PROBLEMS TO SOLVE =
[1] Using the Dockerfile excerpt, decide whether each statement agrees with it, answering yes or no and quoting the deciding words. (a) The final image should keep adding downloads with COPY. (b) Web Deploy requires an agent installed into the image. (c) Every MSI supports unattended installation.
[2] In the Dockerfile excerpt, which flag makes the UpgradeSample MSI run unattended?

It may take several iterations to build your image. While you’re working on it, it’s a good idea to store any downloads locally and add them to the image with COPY. That saves you downloading large files every time. When you have your app working, replace the COPY with the proper download-verify-delete RUN pattern.

Installing MSIs

You can download and run MSIs using the same approach. Be aware that not all MSIs will be built to support unattended installation. A well-built MSI will support command-line switches for any options available in the UI, but that isn’t always the case.

If you can install the app from an MSI you’ll also need to ensure that the install completed before you move on to the next Dockerfile instruction — some MSIs continue to run in the background. This example from Stefan Scherer’s iisnode Dockerfile uses Start-Process ... -Wait to run the MSI:

RUN Write-Host 'Downloading iisnode' ; \  
    $MsiFile = $env:Temp + '\iisnode.msi' ; \
    (New-Object Net.WebClient).DownloadFile('https://github.com/tjanczuk/iisnode/releases/download/v0.2.21/iisnode-full-v0.2.21-x64.msi', $MsiFile) ; \
    Write-Host 'Installing iisnode' ; \
    Start-Process msiexec.exe -ArgumentList '/i', $MsiFile, '/quiet', '/norestart' -NoNewWindow -Wait

3. Deploy the Application

Packaging your own app will be a simplified version of step 2. If you already have a build process which generates an unattended-friendly MSI, you can can copy it from the local machine into the image and install it with msiexec:

COPY UpgradeSample-1.0.0.0.msi /

RUN msiexec /i c:\UpgradeSample-1.0.0.0.msi RELEASENAME=2017.02 /qn  

This example is from the Modernize ASP.NET Apps — Ops Lab from Docker Labs on GitHub. The MSI supports app configuration with the RELEASENAME option, and it runs unattended with the qn flag.

With MSIs and other packaged deployment options (like Web Deploy) you need to choose between using what you currently have, or changing your build output to something more Docker friendly.

Web Deploy needs an agent installed into the image which adds an unnecessary piece of software. MSIs don’t need an agent, but they’re opaque, so it’s not clear what’s happening when the app gets installed. The Dockerfile isn’t an explicit deployment guide if some of the steps are hidden.

An xcopy deployment approach is better, where you package the application and its dependencies into a folder and copy that folder into the image. Your image will only run a single app, so there won’t be any dependency clashes.

This example copies an ASP.NET Web app folder into the image, and configures it with IIS using PowerShell:

RUN New-Item -Path 'C:\web-app' -Type Directory; `  
    New-WebApplication -Name UpgradeSample -Site 'Default Web Site' -PhysicalPath 'C:\web-app'

COPY UpgradeSample.Web /web-app  

If you’re looking at changing an existing build process to produce your app package, you should think about building your app in Docker too. Consolidating the build in a multi-stage Dockerfile means you can build your app anywhere without needing to install .NET or Visual Studio.

See Dockerizing .NET Apps with Microsoft’s Build Images on Docker Hub.

4. Configure the Entrypoint

When you run a container from an image, Docker starts the process specified in the CMD or ENTRYPOINT instruction in the Dockerfile.

RECORDED INFORMATION =
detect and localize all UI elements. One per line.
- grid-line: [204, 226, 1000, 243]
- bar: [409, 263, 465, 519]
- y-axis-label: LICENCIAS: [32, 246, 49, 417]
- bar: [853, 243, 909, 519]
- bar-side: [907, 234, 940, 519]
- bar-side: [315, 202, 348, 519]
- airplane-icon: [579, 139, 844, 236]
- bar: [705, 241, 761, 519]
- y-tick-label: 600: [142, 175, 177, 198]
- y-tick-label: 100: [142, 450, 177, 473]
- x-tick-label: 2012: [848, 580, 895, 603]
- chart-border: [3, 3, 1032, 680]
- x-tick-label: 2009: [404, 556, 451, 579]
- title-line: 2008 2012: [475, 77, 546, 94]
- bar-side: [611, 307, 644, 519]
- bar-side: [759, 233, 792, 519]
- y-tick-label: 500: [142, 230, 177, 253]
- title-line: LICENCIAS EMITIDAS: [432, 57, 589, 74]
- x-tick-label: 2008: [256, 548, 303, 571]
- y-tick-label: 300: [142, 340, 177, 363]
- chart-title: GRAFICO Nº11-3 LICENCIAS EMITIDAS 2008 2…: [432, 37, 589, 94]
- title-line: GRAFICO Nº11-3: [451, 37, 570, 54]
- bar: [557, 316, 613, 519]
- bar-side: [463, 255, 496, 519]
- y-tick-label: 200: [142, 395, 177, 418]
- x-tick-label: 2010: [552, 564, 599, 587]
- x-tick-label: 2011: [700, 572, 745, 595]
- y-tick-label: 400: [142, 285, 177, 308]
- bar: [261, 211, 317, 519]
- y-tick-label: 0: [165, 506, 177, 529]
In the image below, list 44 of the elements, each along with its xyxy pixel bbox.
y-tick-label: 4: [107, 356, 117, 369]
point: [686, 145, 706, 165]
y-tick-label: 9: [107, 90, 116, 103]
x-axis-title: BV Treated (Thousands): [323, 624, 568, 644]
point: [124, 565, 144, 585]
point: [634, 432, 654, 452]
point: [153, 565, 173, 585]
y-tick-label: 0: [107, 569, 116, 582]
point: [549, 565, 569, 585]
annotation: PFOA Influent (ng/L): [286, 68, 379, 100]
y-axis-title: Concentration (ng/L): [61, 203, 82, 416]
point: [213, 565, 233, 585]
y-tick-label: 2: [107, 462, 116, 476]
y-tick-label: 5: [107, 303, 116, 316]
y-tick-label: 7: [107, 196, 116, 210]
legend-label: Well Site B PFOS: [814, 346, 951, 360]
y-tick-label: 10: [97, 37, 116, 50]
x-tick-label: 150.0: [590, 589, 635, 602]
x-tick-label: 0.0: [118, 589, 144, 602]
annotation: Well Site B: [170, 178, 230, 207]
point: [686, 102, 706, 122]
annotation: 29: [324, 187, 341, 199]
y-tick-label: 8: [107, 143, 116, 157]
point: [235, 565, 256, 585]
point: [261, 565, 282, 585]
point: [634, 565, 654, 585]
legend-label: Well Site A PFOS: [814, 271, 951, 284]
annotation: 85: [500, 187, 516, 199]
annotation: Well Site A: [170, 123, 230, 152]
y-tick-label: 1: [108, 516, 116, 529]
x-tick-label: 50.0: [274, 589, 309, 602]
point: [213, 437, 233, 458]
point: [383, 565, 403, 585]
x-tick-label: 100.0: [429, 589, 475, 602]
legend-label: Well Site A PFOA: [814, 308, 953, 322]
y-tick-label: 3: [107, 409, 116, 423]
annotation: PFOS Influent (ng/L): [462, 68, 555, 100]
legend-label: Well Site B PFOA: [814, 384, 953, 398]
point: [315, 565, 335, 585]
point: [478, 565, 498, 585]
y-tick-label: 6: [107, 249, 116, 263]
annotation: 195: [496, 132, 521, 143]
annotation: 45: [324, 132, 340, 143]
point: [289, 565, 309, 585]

SOLUTIONS =
[1]
(a) No: "When you have your app working, replace the COPY with the proper download-verify-delete RUN pattern."
(b) Yes: "Web Deploy needs an agent installed into the image which adds an unnecessary piece of software."
(c) No: "Be aware that not all MSIs will be built to support unattended installation."

[2] The qn flag.